=== Supplied text ===
◆ ◆ ◆ ◆ ◆ ◆ ◆
Publications / 2021 Proceedings of the 38th ISARC, Dubai, UAE

Enhancing Deep Learning-based BIM Element Classification via Data Augmentation and Semantic Segmentation

Youngsu Yu, Koeun Lee, Daemok Ha and Bonsang Koo
Pages 227-234 (2021 Proceedings of the 38th ISARC, Dubai, UAE, ISBN 978-952-69524-1-3, ISSN 2413-5844)
Abstract:

A critical aspect of BIM is the capability to embody semantic information about its element constituents. To be interoperable, such information needs to conform to the Industry Foundation Classes (IFC) standards and protocols. Artificial intelligence approaches have been explored as a way to verify the semantic integrity of BIM to IFC mappings by learning the geometric features of individual BIM elements. The authors through previous studies also investigated the use of geometric deep learning to automatically classify individual BIM element classes. However, such efforts were limited in the number of training data and restricted to subtypes of BIM elements. This study has significantly expanded the training set, to include a total of 46,746 elements representing 13 types of BIM elements. The magnitude of the data set is considered to be the first of this kind. Furthermore, Conditional Random Fields as Recurrent Neural Networks (CRF-RNN), a deep learning algorithm for semantic segmentation, was deployed to enhance the quality of individual input images. Results of deploying the dataset and segmentation were shown to improve the performance of MVCNN, previously the model with the highest accuracy, by 4.37%, and achieve an overall performance of 95.38%.

Keywords: BIM; IFC; Semantic integrity; MVCNN; CRF-RNN
◆ ◆ ◆ ◆ ◆ ◆ ◆
=== Work to be completed ===
According to the BIM element classification abstract, how many elements does the expanded training set contain, and how many types of BIM elements do they represent?

=== Provided material ===
◆ ◆ ◆ ◆ ◆ ◆ ◆
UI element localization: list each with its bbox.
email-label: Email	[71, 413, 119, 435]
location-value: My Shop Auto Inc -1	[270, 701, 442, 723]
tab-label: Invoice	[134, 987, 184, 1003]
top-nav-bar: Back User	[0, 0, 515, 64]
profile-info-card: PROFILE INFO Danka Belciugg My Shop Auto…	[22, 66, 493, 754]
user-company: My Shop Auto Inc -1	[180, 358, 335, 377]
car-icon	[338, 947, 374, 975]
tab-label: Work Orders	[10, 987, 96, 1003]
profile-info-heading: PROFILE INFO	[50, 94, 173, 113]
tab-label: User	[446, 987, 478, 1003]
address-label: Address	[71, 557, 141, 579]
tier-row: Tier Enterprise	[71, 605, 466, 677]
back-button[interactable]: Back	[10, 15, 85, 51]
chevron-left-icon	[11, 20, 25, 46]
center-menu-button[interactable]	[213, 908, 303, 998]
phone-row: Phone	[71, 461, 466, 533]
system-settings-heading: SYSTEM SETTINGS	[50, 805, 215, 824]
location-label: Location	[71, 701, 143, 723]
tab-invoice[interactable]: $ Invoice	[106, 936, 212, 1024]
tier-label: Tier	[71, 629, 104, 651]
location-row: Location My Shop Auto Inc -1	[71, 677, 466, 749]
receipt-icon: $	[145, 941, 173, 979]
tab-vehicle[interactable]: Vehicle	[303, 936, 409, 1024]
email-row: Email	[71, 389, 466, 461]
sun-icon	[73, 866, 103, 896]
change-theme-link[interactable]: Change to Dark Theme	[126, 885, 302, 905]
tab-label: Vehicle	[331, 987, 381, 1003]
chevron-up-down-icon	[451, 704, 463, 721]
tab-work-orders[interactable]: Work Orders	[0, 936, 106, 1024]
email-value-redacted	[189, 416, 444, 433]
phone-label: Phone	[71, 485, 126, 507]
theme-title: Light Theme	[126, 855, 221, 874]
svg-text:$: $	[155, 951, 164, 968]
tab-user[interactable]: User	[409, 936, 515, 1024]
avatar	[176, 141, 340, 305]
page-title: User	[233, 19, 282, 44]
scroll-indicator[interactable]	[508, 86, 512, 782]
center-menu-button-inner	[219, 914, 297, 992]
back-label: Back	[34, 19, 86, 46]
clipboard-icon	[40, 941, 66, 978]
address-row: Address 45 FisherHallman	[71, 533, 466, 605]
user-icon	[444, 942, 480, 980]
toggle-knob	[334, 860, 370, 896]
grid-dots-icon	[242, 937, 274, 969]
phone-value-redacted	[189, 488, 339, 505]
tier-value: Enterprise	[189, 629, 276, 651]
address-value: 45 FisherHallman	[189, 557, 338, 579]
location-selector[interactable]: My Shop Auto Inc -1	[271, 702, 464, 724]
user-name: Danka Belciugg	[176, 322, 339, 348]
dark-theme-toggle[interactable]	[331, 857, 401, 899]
◆ ◆ ◆ ◆ ◆ ◆ ◆
=== Task solution ===
46,746 elements representing 13 types of BIM elements.